Problem: In the material below, find each line holding the string "name" and copy it.
-- start Extracted data --
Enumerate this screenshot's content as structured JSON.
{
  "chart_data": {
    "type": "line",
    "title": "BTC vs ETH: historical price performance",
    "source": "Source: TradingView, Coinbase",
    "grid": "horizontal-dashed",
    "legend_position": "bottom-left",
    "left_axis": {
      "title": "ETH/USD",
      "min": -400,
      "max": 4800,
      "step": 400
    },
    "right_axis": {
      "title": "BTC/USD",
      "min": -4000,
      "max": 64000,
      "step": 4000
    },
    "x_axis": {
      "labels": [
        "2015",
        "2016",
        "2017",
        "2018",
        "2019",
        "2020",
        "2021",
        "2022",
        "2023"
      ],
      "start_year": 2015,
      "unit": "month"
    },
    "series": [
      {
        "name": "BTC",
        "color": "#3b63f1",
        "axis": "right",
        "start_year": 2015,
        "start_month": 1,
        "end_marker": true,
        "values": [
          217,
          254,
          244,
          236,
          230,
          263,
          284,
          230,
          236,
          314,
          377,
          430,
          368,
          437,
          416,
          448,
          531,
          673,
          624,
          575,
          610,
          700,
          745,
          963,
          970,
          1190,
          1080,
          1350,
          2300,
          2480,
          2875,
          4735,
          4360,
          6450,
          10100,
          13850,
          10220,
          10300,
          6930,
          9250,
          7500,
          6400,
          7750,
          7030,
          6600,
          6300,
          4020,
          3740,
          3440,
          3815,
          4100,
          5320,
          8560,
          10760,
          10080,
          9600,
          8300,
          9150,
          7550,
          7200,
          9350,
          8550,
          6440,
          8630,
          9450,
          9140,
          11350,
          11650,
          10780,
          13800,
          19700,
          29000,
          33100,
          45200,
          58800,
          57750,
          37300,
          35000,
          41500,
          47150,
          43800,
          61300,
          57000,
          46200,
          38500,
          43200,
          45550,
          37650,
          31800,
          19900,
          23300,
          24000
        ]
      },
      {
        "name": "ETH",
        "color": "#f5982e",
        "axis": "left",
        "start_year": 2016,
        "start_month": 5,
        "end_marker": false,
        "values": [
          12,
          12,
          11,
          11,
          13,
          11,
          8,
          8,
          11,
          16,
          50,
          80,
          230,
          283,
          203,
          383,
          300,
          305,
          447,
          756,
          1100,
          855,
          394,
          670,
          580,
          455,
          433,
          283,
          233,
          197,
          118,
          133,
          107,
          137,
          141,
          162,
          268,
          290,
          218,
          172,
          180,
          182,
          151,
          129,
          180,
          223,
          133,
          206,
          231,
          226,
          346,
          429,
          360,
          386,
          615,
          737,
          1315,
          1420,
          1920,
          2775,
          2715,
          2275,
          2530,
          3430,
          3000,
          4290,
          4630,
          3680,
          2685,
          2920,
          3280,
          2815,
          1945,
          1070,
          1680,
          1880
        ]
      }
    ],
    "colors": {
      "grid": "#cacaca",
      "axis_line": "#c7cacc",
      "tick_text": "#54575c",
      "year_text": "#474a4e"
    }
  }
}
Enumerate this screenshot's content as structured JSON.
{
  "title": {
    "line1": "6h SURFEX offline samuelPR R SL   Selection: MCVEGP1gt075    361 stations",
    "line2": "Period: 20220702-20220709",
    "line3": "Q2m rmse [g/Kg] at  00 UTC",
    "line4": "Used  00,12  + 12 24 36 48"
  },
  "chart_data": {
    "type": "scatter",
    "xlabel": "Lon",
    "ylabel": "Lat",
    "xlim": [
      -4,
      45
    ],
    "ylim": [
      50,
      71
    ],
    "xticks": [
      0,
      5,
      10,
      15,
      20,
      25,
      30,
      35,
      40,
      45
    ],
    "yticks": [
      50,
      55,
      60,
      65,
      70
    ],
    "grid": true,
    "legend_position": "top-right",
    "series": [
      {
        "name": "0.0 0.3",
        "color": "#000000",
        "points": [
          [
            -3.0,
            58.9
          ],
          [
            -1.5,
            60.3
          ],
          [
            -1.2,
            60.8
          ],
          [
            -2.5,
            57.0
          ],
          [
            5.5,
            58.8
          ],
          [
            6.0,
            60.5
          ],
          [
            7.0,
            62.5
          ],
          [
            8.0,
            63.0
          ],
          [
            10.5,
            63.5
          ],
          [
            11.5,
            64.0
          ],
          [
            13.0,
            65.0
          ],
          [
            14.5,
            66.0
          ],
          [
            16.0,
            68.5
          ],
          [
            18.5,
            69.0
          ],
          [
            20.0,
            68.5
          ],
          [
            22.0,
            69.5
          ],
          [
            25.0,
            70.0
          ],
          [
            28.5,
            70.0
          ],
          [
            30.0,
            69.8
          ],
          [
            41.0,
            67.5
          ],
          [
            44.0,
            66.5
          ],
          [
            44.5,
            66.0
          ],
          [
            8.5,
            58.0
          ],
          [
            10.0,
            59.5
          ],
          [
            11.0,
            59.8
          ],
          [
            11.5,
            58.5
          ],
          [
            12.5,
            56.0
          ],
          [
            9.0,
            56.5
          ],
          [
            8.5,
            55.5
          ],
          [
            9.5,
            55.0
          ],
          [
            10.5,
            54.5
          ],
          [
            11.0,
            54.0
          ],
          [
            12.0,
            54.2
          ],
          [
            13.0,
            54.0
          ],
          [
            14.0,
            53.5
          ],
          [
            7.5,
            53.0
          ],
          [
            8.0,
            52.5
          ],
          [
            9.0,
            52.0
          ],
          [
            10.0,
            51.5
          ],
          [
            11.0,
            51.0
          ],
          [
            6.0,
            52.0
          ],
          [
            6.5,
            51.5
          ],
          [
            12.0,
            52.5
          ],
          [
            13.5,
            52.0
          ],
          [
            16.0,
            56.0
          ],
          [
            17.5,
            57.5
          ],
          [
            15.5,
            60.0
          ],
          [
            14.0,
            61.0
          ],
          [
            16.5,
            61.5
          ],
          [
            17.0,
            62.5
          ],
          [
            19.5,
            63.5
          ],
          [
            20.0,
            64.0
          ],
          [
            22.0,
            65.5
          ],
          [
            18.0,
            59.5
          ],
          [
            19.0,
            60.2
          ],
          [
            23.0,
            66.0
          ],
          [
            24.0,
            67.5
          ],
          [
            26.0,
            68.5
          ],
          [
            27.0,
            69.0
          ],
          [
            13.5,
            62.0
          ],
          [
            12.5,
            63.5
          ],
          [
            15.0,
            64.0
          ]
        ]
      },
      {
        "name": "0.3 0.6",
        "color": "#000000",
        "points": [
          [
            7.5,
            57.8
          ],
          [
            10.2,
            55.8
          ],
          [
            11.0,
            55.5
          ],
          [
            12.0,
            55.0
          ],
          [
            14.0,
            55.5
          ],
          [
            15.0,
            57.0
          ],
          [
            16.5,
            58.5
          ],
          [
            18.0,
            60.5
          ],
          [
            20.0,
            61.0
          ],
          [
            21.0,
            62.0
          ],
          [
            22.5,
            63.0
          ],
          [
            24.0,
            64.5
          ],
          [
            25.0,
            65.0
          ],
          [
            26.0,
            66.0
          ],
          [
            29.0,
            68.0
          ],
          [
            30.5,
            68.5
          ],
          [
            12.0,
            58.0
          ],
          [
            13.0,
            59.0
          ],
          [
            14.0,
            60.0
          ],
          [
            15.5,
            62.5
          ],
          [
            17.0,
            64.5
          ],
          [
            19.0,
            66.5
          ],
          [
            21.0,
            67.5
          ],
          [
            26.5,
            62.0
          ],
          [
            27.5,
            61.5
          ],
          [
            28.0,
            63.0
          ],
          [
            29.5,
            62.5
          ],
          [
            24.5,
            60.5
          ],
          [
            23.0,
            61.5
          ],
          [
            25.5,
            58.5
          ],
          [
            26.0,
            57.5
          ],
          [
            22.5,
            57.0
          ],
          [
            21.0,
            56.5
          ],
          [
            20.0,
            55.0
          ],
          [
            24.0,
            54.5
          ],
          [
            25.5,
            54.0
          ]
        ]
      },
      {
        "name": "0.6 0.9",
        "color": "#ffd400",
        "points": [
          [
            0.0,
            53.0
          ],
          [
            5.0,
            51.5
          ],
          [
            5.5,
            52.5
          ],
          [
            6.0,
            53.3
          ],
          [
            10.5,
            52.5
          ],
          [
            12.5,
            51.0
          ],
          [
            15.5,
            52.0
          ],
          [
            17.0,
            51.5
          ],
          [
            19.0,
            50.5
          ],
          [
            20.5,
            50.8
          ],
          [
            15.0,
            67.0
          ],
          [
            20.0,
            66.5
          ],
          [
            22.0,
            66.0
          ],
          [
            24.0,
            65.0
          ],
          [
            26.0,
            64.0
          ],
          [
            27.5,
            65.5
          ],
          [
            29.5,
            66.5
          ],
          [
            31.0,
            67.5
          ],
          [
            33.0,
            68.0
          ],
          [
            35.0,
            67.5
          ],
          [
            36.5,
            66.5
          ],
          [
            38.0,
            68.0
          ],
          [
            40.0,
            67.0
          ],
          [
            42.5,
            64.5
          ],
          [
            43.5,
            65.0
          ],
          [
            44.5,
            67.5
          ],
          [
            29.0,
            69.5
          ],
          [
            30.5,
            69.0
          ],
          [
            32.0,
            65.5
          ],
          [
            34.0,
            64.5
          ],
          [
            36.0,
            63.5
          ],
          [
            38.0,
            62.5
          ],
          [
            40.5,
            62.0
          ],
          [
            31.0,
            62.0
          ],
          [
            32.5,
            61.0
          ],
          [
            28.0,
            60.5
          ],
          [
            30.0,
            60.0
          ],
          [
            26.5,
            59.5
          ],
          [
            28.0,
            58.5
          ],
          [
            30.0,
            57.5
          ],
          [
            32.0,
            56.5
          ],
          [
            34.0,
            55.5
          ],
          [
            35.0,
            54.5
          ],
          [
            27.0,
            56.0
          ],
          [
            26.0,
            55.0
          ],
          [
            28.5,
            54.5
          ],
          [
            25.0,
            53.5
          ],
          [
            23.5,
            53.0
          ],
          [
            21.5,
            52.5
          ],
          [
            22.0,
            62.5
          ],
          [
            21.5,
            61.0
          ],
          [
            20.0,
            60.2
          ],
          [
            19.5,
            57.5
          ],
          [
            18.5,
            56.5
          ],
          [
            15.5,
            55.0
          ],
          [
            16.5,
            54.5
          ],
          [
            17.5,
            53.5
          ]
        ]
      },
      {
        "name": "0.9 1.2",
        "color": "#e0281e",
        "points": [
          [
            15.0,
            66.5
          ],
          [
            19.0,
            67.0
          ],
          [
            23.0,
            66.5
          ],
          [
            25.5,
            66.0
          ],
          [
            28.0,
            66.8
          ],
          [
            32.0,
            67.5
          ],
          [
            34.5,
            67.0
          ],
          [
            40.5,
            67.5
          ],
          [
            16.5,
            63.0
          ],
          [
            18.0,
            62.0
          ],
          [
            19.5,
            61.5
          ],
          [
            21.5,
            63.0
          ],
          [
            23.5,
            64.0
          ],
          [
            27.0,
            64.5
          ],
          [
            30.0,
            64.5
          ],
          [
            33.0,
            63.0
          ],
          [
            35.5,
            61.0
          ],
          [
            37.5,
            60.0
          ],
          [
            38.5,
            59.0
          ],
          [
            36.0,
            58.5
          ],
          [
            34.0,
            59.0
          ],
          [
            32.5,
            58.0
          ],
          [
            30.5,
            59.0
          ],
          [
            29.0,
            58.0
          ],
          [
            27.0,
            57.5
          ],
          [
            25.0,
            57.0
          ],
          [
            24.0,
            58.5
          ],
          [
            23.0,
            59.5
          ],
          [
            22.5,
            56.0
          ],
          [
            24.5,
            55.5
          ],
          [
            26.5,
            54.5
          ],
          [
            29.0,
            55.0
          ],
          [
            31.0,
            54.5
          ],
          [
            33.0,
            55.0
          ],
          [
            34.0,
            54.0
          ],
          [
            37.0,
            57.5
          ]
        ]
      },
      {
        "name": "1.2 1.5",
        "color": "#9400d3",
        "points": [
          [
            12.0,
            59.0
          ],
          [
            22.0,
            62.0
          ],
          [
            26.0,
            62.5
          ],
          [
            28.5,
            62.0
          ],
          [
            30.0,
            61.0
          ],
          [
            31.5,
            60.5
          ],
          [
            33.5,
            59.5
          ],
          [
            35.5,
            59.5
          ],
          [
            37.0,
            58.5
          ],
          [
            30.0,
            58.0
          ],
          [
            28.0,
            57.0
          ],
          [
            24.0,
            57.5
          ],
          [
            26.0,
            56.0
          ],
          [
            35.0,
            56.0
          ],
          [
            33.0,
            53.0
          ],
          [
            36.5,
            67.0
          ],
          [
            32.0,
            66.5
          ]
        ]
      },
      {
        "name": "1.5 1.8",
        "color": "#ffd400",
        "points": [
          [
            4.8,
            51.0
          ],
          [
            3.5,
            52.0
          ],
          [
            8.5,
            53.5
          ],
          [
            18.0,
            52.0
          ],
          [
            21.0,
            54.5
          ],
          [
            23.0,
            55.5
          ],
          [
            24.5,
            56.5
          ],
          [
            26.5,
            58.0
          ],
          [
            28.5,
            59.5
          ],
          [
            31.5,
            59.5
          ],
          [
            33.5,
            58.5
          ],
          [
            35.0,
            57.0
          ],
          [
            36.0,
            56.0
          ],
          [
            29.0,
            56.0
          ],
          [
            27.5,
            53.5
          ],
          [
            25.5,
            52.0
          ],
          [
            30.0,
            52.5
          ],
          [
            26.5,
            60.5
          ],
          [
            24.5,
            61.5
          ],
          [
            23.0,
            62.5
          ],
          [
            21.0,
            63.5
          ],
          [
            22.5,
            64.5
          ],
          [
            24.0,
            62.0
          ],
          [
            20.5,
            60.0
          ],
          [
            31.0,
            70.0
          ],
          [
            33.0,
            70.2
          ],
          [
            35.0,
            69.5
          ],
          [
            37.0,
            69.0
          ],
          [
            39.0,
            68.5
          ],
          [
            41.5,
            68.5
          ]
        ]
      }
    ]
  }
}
-- end Extracted data --
The solution:
        "name": "BTC",
        "name": "ETH",
        "name": "0.0 0.3",
        "name": "0.3 0.6",
        "name": "0.6 0.9",
        "name": "0.9 1.2",
        "name": "1.2 1.5",
        "name": "1.5 1.8",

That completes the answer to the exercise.